Records excerpted from a collection
◇ ◇ ◇

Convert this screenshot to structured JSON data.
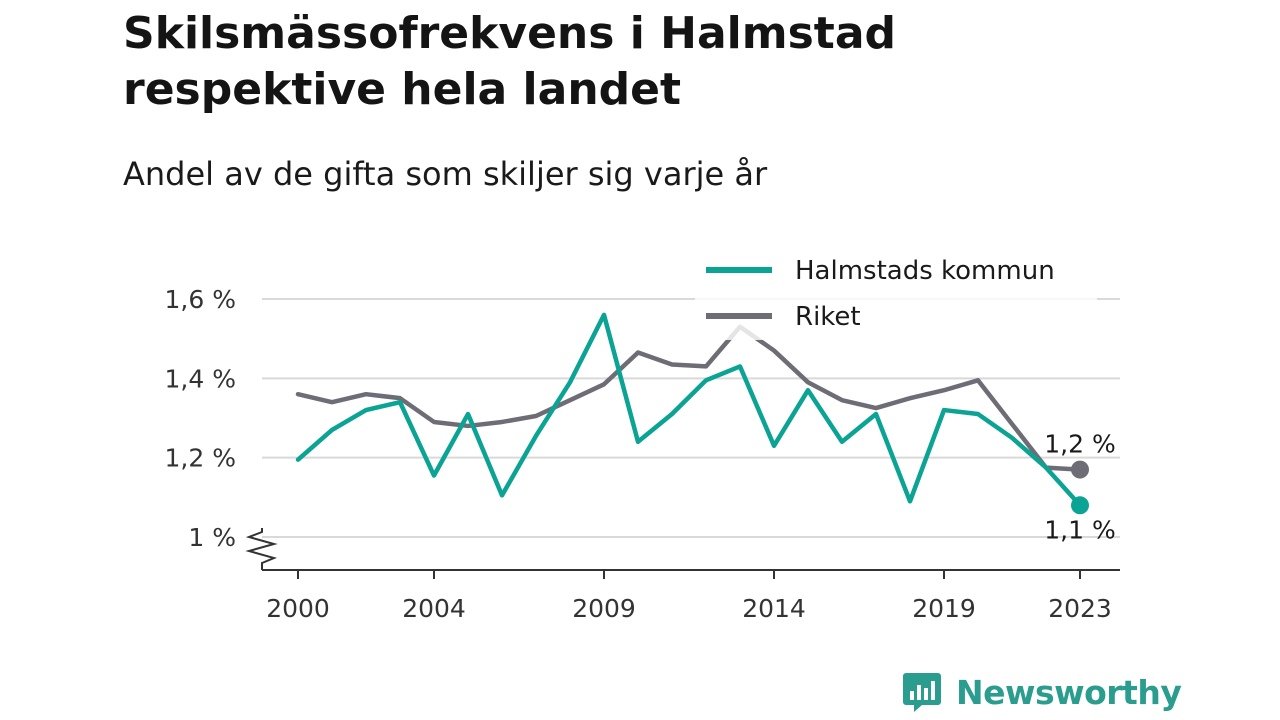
{
  "title": "Skilsmässofrekvens i Halmstad respektive hela landet",
  "subtitle": "Andel av de gifta som skiljer sig varje år",
  "brand": "Newsworthy",
  "colors": {
    "halmstad": "#0aa394",
    "riket": "#6e6d76",
    "grid": "#d9d9d9",
    "axis": "#333333",
    "brand": "#2a9d8f"
  },
  "chart_data": {
    "type": "line",
    "x": [
      2000,
      2001,
      2002,
      2003,
      2004,
      2005,
      2006,
      2007,
      2008,
      2009,
      2010,
      2011,
      2012,
      2013,
      2014,
      2015,
      2016,
      2017,
      2018,
      2019,
      2020,
      2021,
      2022,
      2023
    ],
    "x_ticks": [
      2000,
      2004,
      2009,
      2014,
      2019,
      2023
    ],
    "x_tick_labels": [
      "2000",
      "2004",
      "2009",
      "2014",
      "2019",
      "2023"
    ],
    "ylim": [
      0.93,
      1.62
    ],
    "y_ticks": [
      1.0,
      1.2,
      1.4,
      1.6
    ],
    "y_tick_labels": [
      "1 %",
      "1,2 %",
      "1,4 %",
      "1,6 %"
    ],
    "y_axis_break": true,
    "grid": "horizontal",
    "legend_position": "top-right",
    "series": [
      {
        "name": "Halmstads kommun",
        "color_key": "halmstad",
        "values": [
          1.195,
          1.27,
          1.32,
          1.34,
          1.155,
          1.31,
          1.105,
          1.255,
          1.39,
          1.56,
          1.24,
          1.31,
          1.395,
          1.43,
          1.23,
          1.37,
          1.24,
          1.31,
          1.09,
          1.32,
          1.31,
          1.25,
          1.175,
          1.08
        ],
        "end_label": "1,1 %"
      },
      {
        "name": "Riket",
        "color_key": "riket",
        "values": [
          1.36,
          1.34,
          1.36,
          1.35,
          1.29,
          1.28,
          1.29,
          1.305,
          1.345,
          1.385,
          1.465,
          1.435,
          1.43,
          1.53,
          1.47,
          1.39,
          1.345,
          1.325,
          1.35,
          1.37,
          1.395,
          1.285,
          1.175,
          1.17
        ],
        "end_label": "1,2 %"
      }
    ]
  }
}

◇ ◇ ◇

▸ **What the task asks**: Quote every record above exactly, omitting any pictures they contain.

▸ **Solved problem**:
Convert this screenshot to structured JSON data.
{
  "title": "Skilsmässofrekvens i Halmstad respektive hela landet",
  "subtitle": "Andel av de gifta som skiljer sig varje år",
  "brand": "Newsworthy",
  "colors": {
    "halmstad": "#0aa394",
    "riket": "#6e6d76",
    "grid": "#d9d9d9",
    "axis": "#333333",
    "brand": "#2a9d8f"
  },
  "chart_data": {
    "type": "line",
    "x": [
      2000,
      2001,
      2002,
      2003,
      2004,
      2005,
      2006,
      2007,
      2008,
      2009,
      2010,
      2011,
      2012,
      2013,
      2014,
      2015,
      2016,
      2017,
      2018,
      2019,
      2020,
      2021,
      2022,
      2023
    ],
    "x_ticks": [
      2000,
      2004,
      2009,
      2014,
      2019,
      2023
    ],
    "x_tick_labels": [
      "2000",
      "2004",
      "2009",
      "2014",
      "2019",
      "2023"
    ],
    "ylim": [
      0.93,
      1.62
    ],
    "y_ticks": [
      1.0,
      1.2,
      1.4,
      1.6
    ],
    "y_tick_labels": [
      "1 %",
      "1,2 %",
      "1,4 %",
      "1,6 %"
    ],
    "y_axis_break": true,
    "grid": "horizontal",
    "legend_position": "top-right",
    "series": [
      {
        "name": "Halmstads kommun",
        "color_key": "halmstad",
        "values": [
          1.195,
          1.27,
          1.32,
          1.34,
          1.155,
          1.31,
          1.105,
          1.255,
          1.39,
          1.56,
          1.24,
          1.31,
          1.395,
          1.43,
          1.23,
          1.37,
          1.24,
          1.31,
          1.09,
          1.32,
          1.31,
          1.25,
          1.175,
          1.08
        ],
        "end_label": "1,1 %"
      },
      {
        "name": "Riket",
        "color_key": "riket",
        "values": [
          1.36,
          1.34,
          1.36,
          1.35,
          1.29,
          1.28,
          1.29,
          1.305,
          1.345,
          1.385,
          1.465,
          1.435,
          1.43,
          1.53,
          1.47,
          1.39,
          1.345,
          1.325,
          1.35,
          1.37,
          1.395,
          1.285,
          1.175,
          1.17
        ],
        "end_label": "1,2 %"
      }
    ]
  }
}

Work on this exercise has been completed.